# [EXERCISE INSTRUCTIONS]
Give an exact copy of every line, leaving images out.

Data entries
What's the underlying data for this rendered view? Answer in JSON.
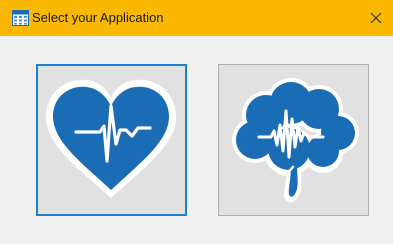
{
  "window": {
    "title": "Select your Application",
    "icon": "grid-app-icon",
    "close_glyph": "✕"
  },
  "options": [
    {
      "name": "heart",
      "icon": "heart-ecg-icon",
      "selected": true
    },
    {
      "name": "brain",
      "icon": "brain-eeg-icon",
      "selected": false
    }
  ],
  "colors": {
    "titlebar": "#fbb800",
    "icon_blue": "#1a6db5",
    "focus_border": "#1e7fd4",
    "tile_bg": "#e1e1e1"
  }
}
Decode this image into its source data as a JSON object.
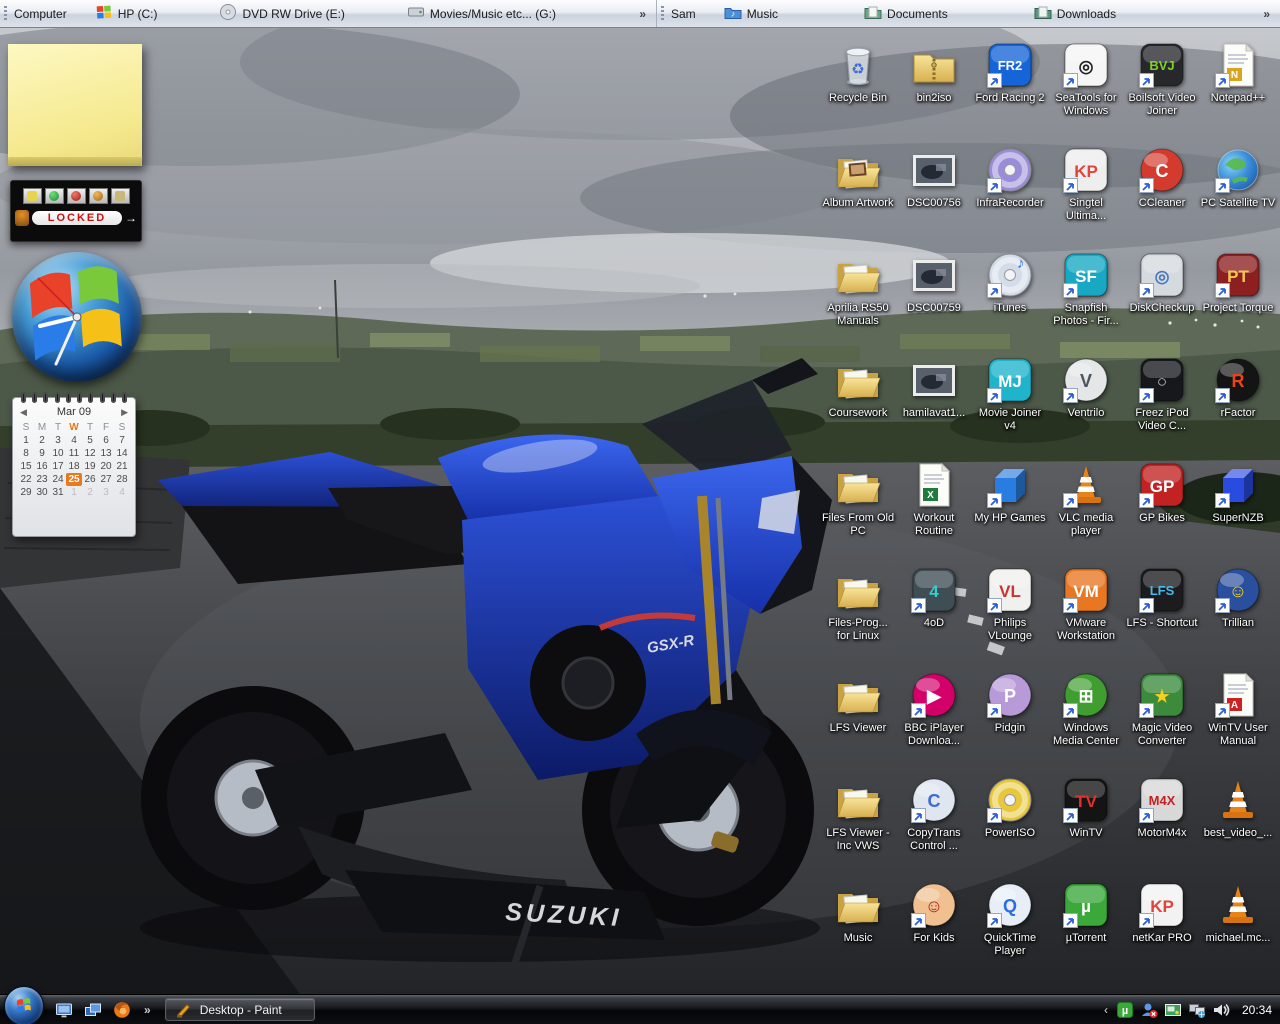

# [SOLUTION TO THIS EXERCISE]
What's the underlying data for this rendered view? Answer in JSON.
{
  "window": {
    "title": "Select your Application",
    "icon": "grid-app-icon",
    "close_glyph": "✕"
  },
  "options": [
    {
      "name": "heart",
      "icon": "heart-ecg-icon",
      "selected": true
    },
    {
      "name": "brain",
      "icon": "brain-eeg-icon",
      "selected": false
    }
  ],
  "colors": {
    "titlebar": "#fbb800",
    "icon_blue": "#1a6db5",
    "focus_border": "#1e7fd4",
    "tile_bg": "#e1e1e1"
  }
}
Decode this image into its source data as a JSON object.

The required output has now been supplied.